_Exercise brief_: Read the lines that follow and pick out every one containing the word "phone".

_Dataset records_:
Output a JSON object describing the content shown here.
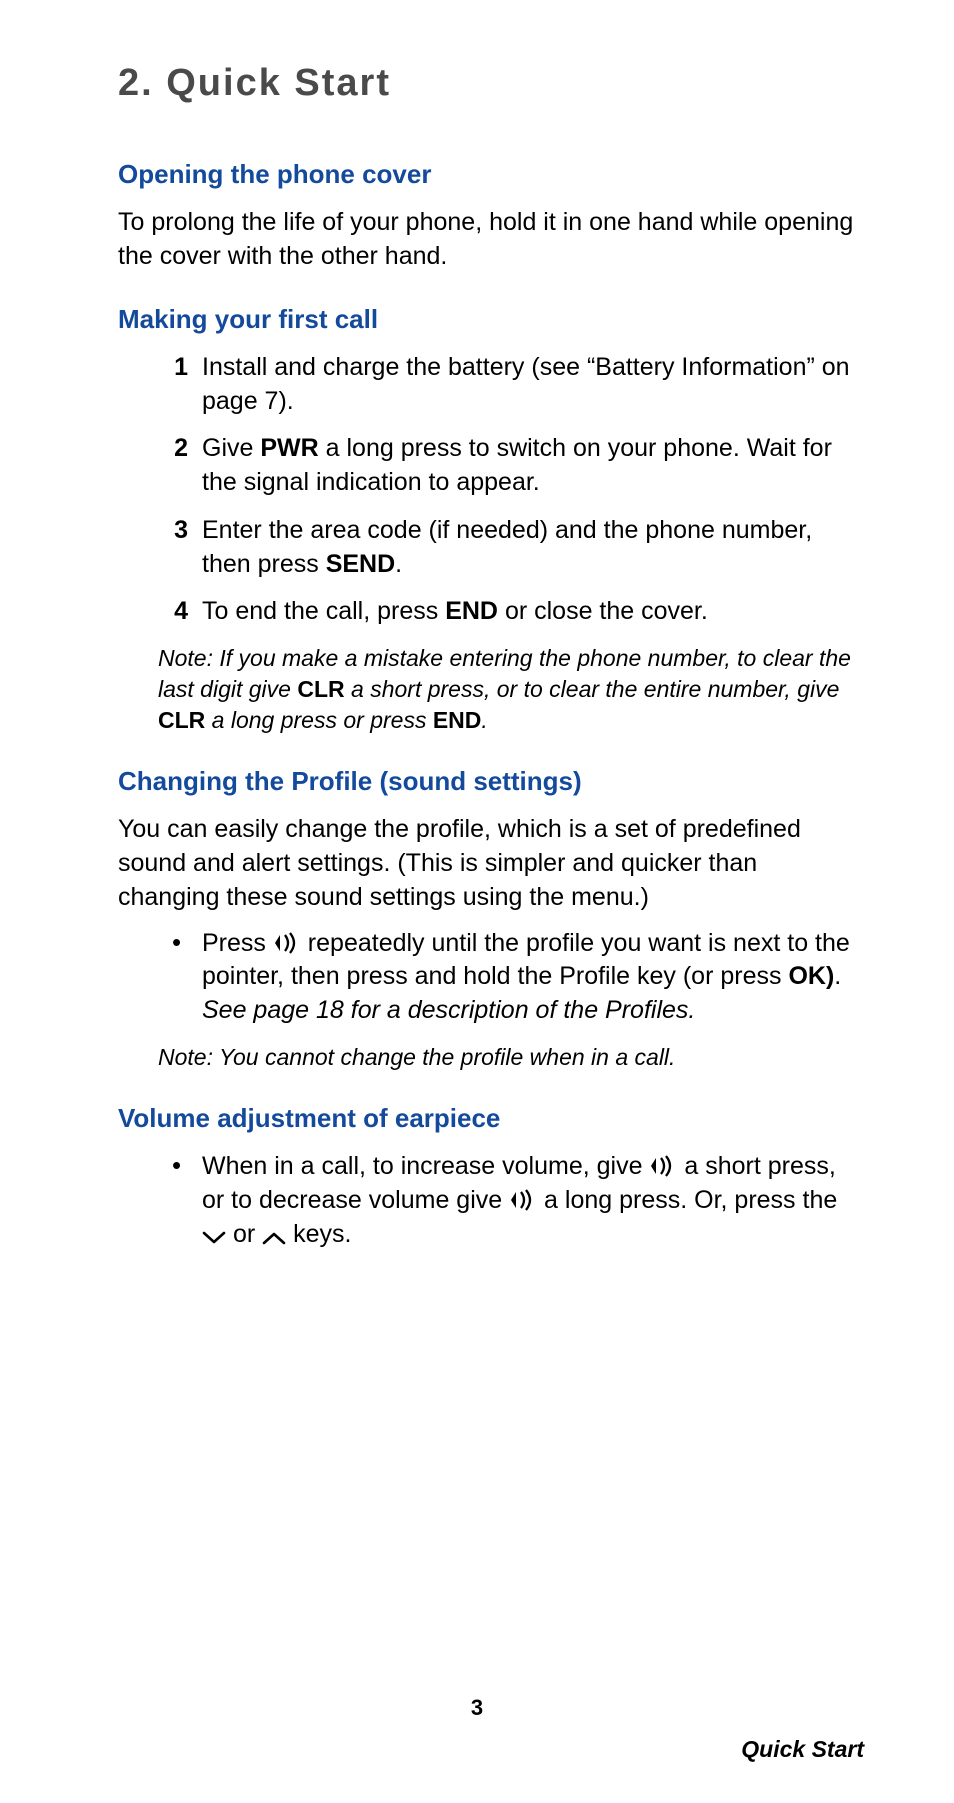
{
  "chapter": {
    "title": "2. Quick Start"
  },
  "section1": {
    "heading": "Opening the phone cover",
    "body": "To prolong the life of your phone, hold it in one hand while opening the cover with the other hand."
  },
  "section2": {
    "heading": "Making your first call",
    "steps": {
      "s1": "Install and charge the battery (see “Battery Information” on page 7).",
      "s2a": "Give ",
      "s2b": "PWR",
      "s2c": " a long press to switch on your phone. Wait for the signal indication to appear.",
      "s3a": "Enter the area code (if needed) and the phone number, then press ",
      "s3b": "SEND",
      "s3c": ".",
      "s4a": "To end the call, press ",
      "s4b": "END",
      "s4c": " or close the cover."
    },
    "note": {
      "p1": "Note: If you make a mistake entering the phone number, to clear the last digit give ",
      "b1": "CLR",
      "p2": " a short press, or to clear the entire number, give ",
      "b2": "CLR",
      "p3": " a long press or press ",
      "b3": "END",
      "p4": "."
    }
  },
  "section3": {
    "heading": "Changing the Profile (sound settings)",
    "body": "You can easily change the profile, which is a set of predefined sound and alert settings. (This is simpler and quicker than changing these sound settings using the menu.)",
    "bullet": {
      "p1": "Press ",
      "p2": " repeatedly until the profile you want is next to the pointer, then press and hold the Profile key (or press ",
      "b1": "OK)",
      "p3": ". ",
      "it": "See page 18 for a description of the Profiles."
    },
    "note": "Note: You cannot change the profile when in a call."
  },
  "section4": {
    "heading": "Volume adjustment of earpiece",
    "bullet": {
      "p1": "When in a call, to increase volume, give ",
      "p2": " a short press, or to decrease volume give ",
      "p3": " a long press. Or, press the ",
      "p4": " or ",
      "p5": " keys."
    }
  },
  "footer": {
    "page": "3",
    "label": "Quick Start"
  },
  "icons": {
    "profile": "profile-icon",
    "down": "chevron-down-icon",
    "up": "chevron-up-icon"
  }
}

_Solution to this problem_:
    "heading": "Opening the phone cover",
    "body": "To prolong the life of your phone, hold it in one hand while opening the cover with the other hand."
      "s2c": " a long press to switch on your phone. Wait for the signal indication to appear.",
      "s3a": "Enter the area code (if needed) and the phone number, then press ",
      "p1": "Note: If you make a mistake entering the phone number, to clear the last digit give ",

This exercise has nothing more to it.